— Start Records supplied —

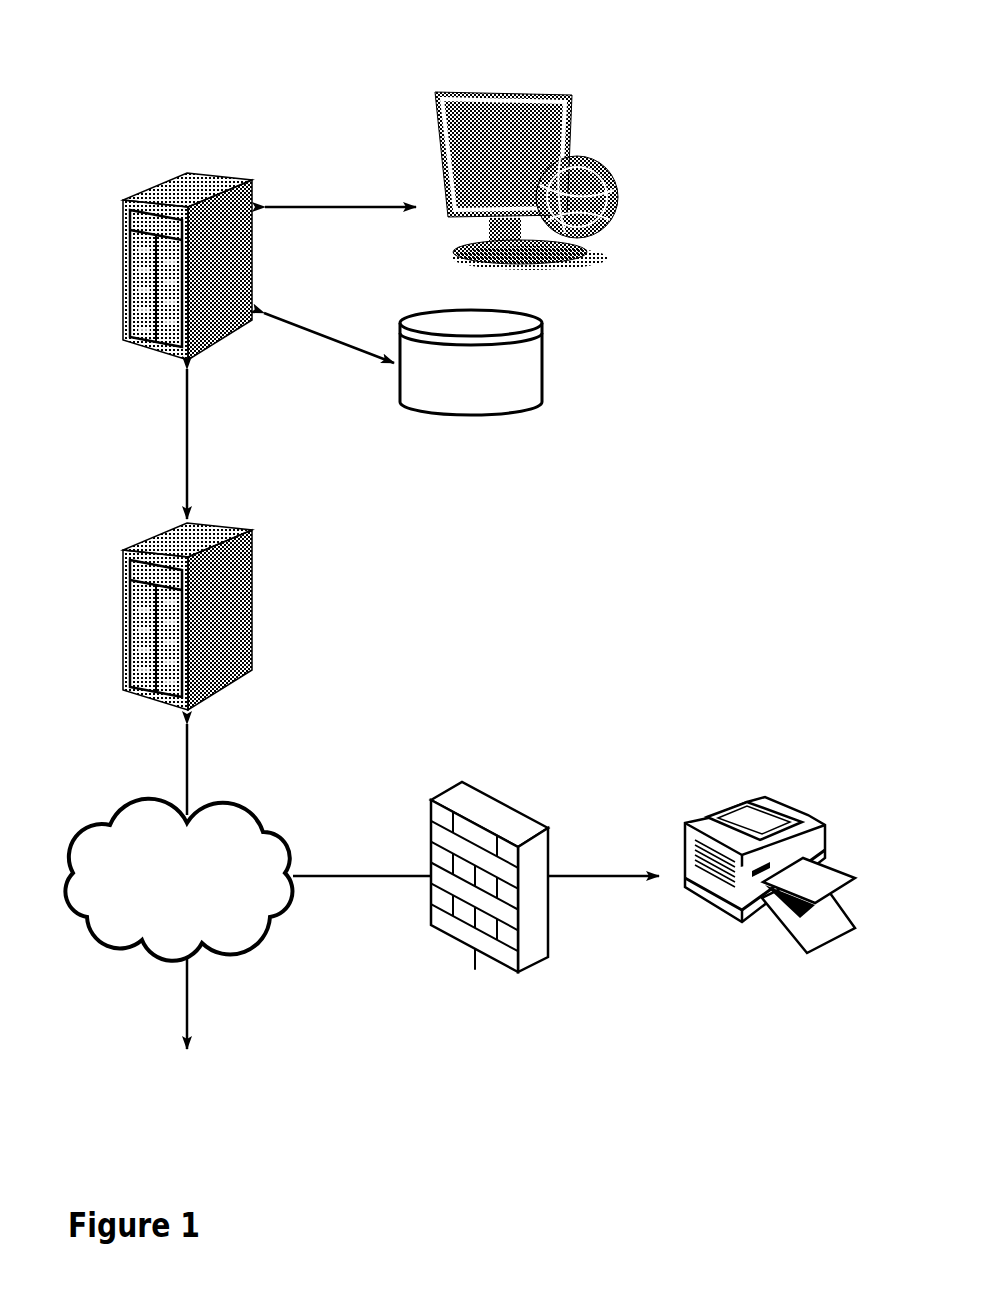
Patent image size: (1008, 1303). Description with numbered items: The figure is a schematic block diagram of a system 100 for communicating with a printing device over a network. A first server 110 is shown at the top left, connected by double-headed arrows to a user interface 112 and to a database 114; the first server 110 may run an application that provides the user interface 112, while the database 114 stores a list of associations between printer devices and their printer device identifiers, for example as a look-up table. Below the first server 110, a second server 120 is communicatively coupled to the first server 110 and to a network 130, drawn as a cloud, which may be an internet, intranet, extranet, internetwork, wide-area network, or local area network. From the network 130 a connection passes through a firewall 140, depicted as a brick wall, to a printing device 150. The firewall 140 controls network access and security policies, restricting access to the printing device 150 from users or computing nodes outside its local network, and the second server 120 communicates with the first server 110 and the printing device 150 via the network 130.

The system 100 is at (729, 146).
The first server 110 is at (253, 183).
The user interface 112 is at (521, 92).
The database 114 is at (542, 396).
The second server 120 is at (253, 574).
The network 130 is at (265, 830).
The firewall 140 is at (475, 788).
The printing device 150 is at (803, 810).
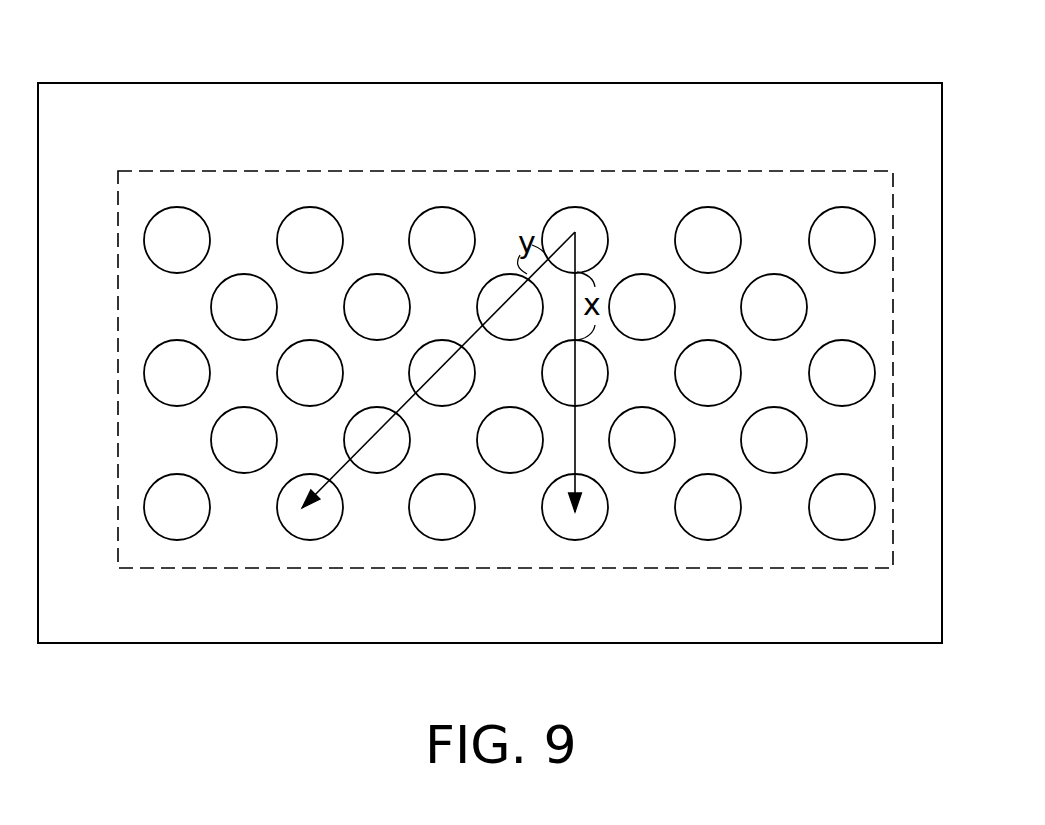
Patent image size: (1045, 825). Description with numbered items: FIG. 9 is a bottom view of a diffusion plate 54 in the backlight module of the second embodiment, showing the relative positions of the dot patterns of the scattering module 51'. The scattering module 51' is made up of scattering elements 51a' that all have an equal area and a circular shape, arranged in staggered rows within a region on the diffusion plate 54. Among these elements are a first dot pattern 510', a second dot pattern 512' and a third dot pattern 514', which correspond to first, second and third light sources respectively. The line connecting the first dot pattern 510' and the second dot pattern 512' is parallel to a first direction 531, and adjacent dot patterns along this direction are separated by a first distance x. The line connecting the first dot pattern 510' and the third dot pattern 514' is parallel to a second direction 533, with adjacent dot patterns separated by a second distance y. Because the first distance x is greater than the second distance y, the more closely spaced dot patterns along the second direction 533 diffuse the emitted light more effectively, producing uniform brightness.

The diffusion plate 54 is at (607, 83).
The scattering module 51' is at (505, 346).
The scattering elements 51a' is at (473, 328).
The first dot pattern 510' is at (613, 199).
The third dot pattern 514' is at (480, 307).
The second dot pattern 512' is at (610, 373).
The first direction 531 is at (572, 447).
The second direction 533 is at (345, 472).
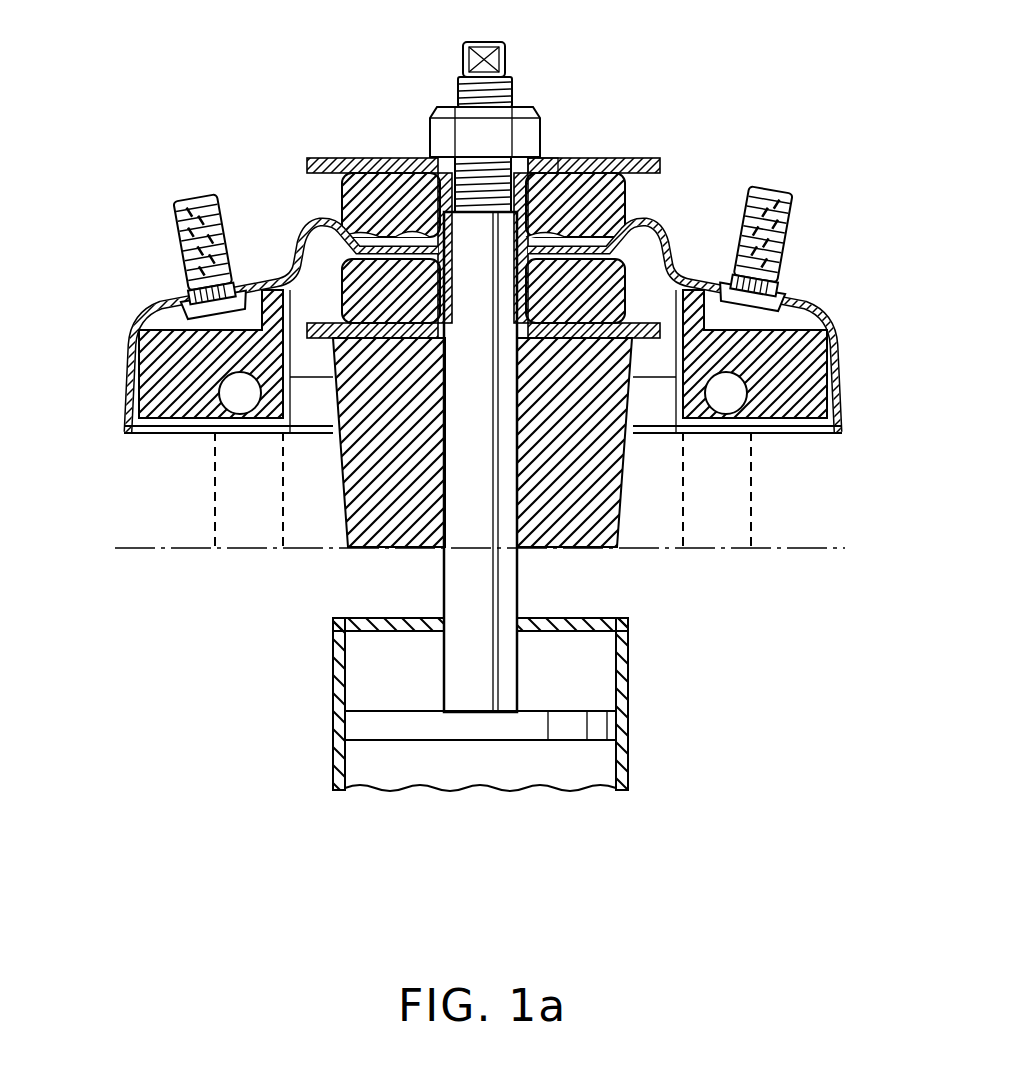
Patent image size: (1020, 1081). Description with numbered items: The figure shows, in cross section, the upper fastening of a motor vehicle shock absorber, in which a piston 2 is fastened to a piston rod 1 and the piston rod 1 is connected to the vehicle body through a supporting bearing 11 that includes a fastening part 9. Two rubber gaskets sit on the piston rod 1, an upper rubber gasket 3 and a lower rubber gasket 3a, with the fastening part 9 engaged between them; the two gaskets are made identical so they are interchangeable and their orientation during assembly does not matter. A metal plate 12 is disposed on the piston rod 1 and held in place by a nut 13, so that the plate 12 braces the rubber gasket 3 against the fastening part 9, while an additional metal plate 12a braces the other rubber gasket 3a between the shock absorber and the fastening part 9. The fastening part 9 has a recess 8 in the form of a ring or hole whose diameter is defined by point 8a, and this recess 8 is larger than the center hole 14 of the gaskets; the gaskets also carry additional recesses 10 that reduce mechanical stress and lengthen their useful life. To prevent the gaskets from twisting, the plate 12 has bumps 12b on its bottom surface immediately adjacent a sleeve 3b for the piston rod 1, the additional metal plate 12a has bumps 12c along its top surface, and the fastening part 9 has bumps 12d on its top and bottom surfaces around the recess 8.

The piston rod 1 is at (505, 588).
The piston 2 is at (598, 682).
The rubber gasket 3 is at (479, 176).
The rubber gasket 3a is at (333, 228).
The sleeve 3b is at (515, 235).
The recess 8 is at (449, 316).
The point 8a is at (660, 248).
The fastening part 9 is at (160, 310).
The recesses 10 is at (400, 262).
The supporting bearing 11 is at (116, 352).
The plate 12 is at (529, 333).
The additional metal plate 12a is at (628, 338).
The bumps 12b is at (548, 172).
The bumps 12c is at (548, 338).
The bumps 12d is at (635, 155).
The nut 13 is at (527, 128).
The center hole 14 is at (410, 232).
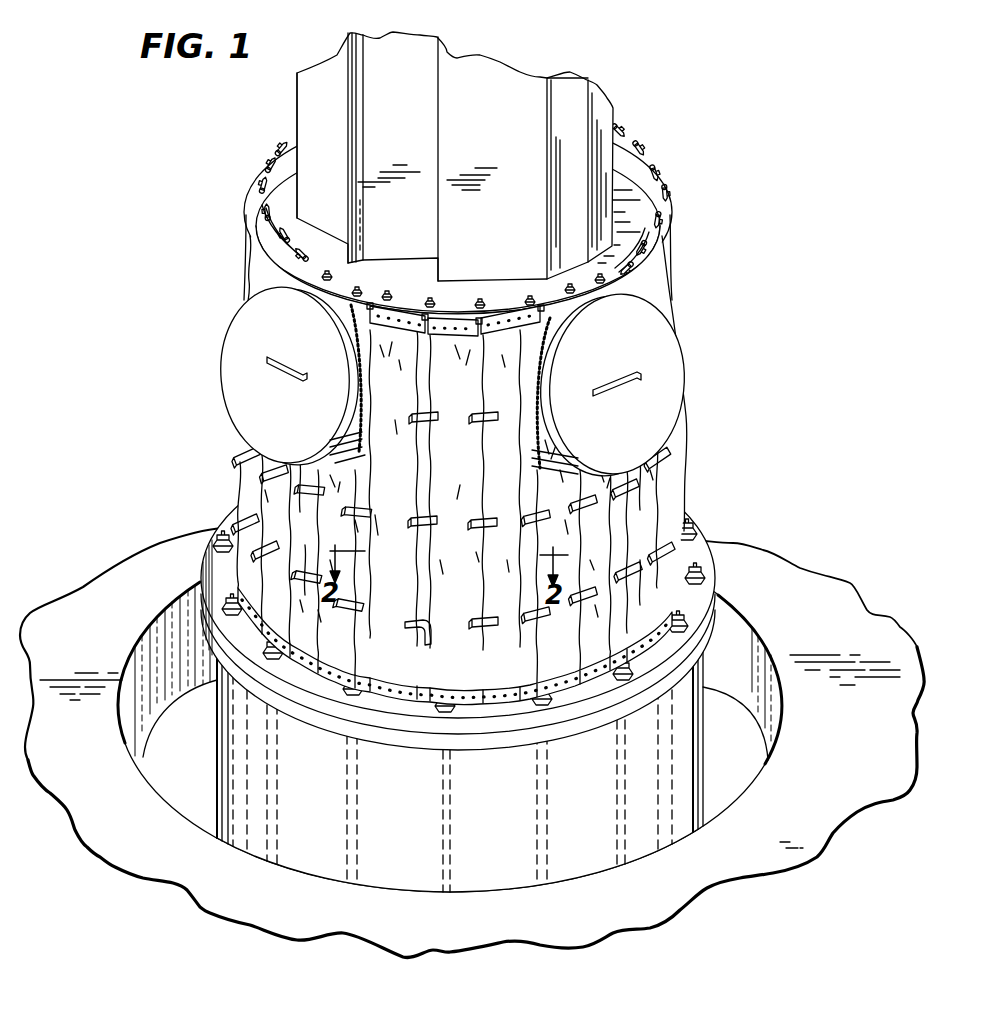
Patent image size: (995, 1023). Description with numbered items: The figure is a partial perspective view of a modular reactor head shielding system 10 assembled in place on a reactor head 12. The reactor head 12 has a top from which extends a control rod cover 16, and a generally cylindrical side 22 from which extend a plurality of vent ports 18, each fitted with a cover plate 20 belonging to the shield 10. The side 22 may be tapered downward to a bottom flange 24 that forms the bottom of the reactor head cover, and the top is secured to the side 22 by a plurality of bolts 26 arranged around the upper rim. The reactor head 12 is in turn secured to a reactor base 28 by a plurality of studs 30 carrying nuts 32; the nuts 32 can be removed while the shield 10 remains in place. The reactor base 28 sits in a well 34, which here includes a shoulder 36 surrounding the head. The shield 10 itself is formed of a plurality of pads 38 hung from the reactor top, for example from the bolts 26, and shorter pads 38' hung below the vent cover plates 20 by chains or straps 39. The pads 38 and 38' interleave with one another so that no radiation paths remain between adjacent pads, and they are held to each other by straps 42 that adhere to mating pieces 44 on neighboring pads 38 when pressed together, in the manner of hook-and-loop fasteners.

The modular reactor head shielding system 10 is at (690, 418).
The reactor head 12 is at (650, 152).
The control rod cover 16 is at (496, 144).
The vent ports 18 is at (234, 307).
The cover plate 20 is at (303, 340).
The cylindrical side 22 is at (262, 283).
The bottom flange 24 is at (694, 548).
The bolts 26 is at (262, 205).
The reactor base 28 is at (504, 846).
The studs 30 is at (350, 716).
The nuts 32 is at (704, 591).
The well 34 is at (184, 775).
The shoulder 36 is at (92, 651).
The pads 38 is at (462, 458).
The shorter pads 38' is at (460, 532).
The chains or straps 39 is at (355, 375).
The straps 42 is at (424, 530).
The mating pieces 44 is at (446, 628).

— End Records supplied —

_Your objective_. Extract the stretch of the listing from the line containing "Patent image size: (1020, 1081)." through the line containing "The center hole 14 is at (410, 232).", copying each line as it appears.

_Written response_.
Patent image size: (1020, 1081). Description with numbered items: The figure shows, in cross section, the upper fastening of a motor vehicle shock absorber, in which a piston 2 is fastened to a piston rod 1 and the piston rod 1 is connected to the vehicle body through a supporting bearing 11 that includes a fastening part 9. Two rubber gaskets sit on the piston rod 1, an upper rubber gasket 3 and a lower rubber gasket 3a, with the fastening part 9 engaged between them; the two gaskets are made identical so they are interchangeable and their orientation during assembly does not matter. A metal plate 12 is disposed on the piston rod 1 and held in place by a nut 13, so that the plate 12 braces the rubber gasket 3 against the fastening part 9, while an additional metal plate 12a braces the other rubber gasket 3a between the shock absorber and the fastening part 9. The fastening part 9 has a recess 8 in the form of a ring or hole whose diameter is defined by point 8a, and this recess 8 is larger than the center hole 14 of the gaskets; the gaskets also carry additional recesses 10 that reduce mechanical stress and lengthen their useful life. To prevent the gaskets from twisting, the plate 12 has bumps 12b on its bottom surface immediately adjacent a sleeve 3b for the piston rod 1, the additional metal plate 12a has bumps 12c along its top surface, and the fastening part 9 has bumps 12d on its top and bottom surfaces around the recess 8.

The piston rod 1 is at (505, 588).
The piston 2 is at (598, 682).
The rubber gasket 3 is at (479, 176).
The rubber gasket 3a is at (333, 228).
The sleeve 3b is at (515, 235).
The recess 8 is at (449, 316).
The point 8a is at (660, 248).
The fastening part 9 is at (160, 310).
The recesses 10 is at (400, 262).
The supporting bearing 11 is at (116, 352).
The plate 12 is at (529, 333).
The additional metal plate 12a is at (628, 338).
The bumps 12b is at (548, 172).
The bumps 12c is at (548, 338).
The bumps 12d is at (635, 155).
The nut 13 is at (527, 128).
The center hole 14 is at (410, 232).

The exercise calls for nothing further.